** BEGIN The data **

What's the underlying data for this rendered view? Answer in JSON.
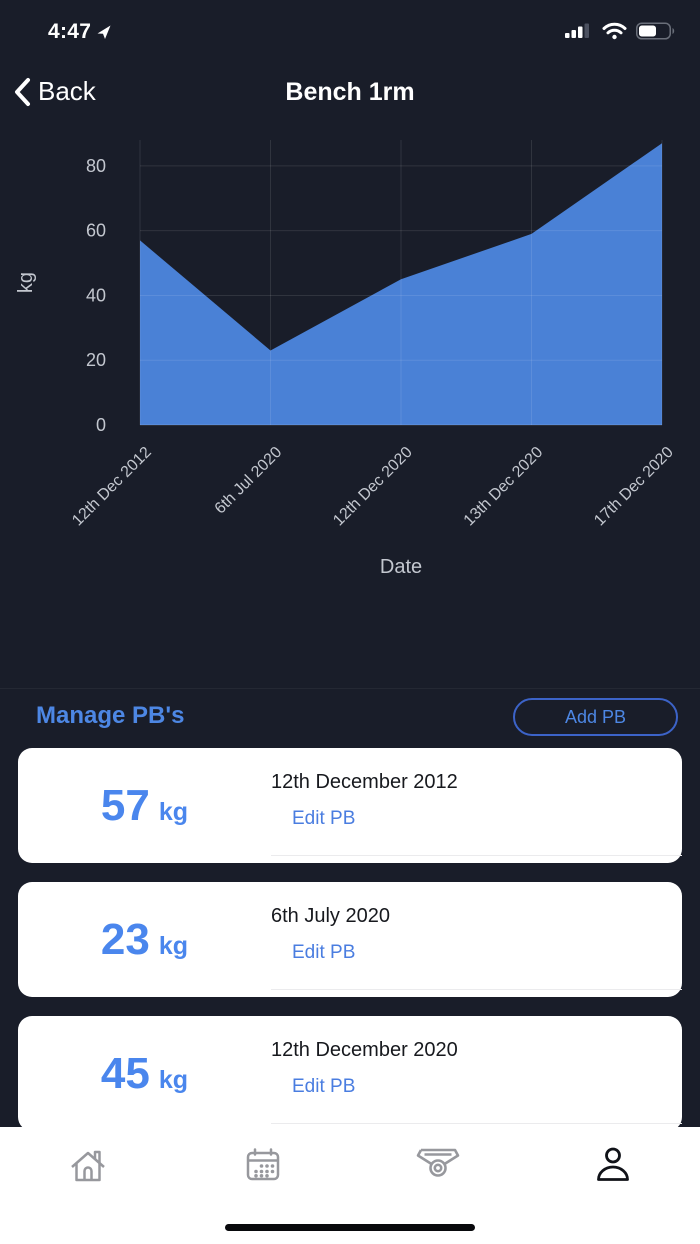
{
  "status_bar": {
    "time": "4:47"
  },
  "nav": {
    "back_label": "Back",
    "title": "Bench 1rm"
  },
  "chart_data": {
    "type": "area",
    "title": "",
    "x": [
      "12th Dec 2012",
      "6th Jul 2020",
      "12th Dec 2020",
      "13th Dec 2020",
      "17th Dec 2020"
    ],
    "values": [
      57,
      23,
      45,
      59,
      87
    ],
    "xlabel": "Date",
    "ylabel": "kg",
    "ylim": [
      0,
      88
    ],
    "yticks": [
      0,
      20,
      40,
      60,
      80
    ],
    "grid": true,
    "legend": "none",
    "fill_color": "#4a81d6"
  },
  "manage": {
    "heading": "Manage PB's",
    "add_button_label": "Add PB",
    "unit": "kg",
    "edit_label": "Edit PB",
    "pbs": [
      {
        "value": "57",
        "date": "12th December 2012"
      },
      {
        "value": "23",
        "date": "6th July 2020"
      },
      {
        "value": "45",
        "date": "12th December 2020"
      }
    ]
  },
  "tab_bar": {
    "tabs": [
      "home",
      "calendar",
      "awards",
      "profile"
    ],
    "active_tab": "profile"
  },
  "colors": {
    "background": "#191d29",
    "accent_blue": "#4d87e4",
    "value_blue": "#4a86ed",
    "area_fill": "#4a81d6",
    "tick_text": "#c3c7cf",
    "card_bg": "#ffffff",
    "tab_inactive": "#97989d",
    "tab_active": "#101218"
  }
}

** END The data **

Show every line in the records above that contains the word "December".

        "date": "12th December 2012"
        "date": "12th December 2020"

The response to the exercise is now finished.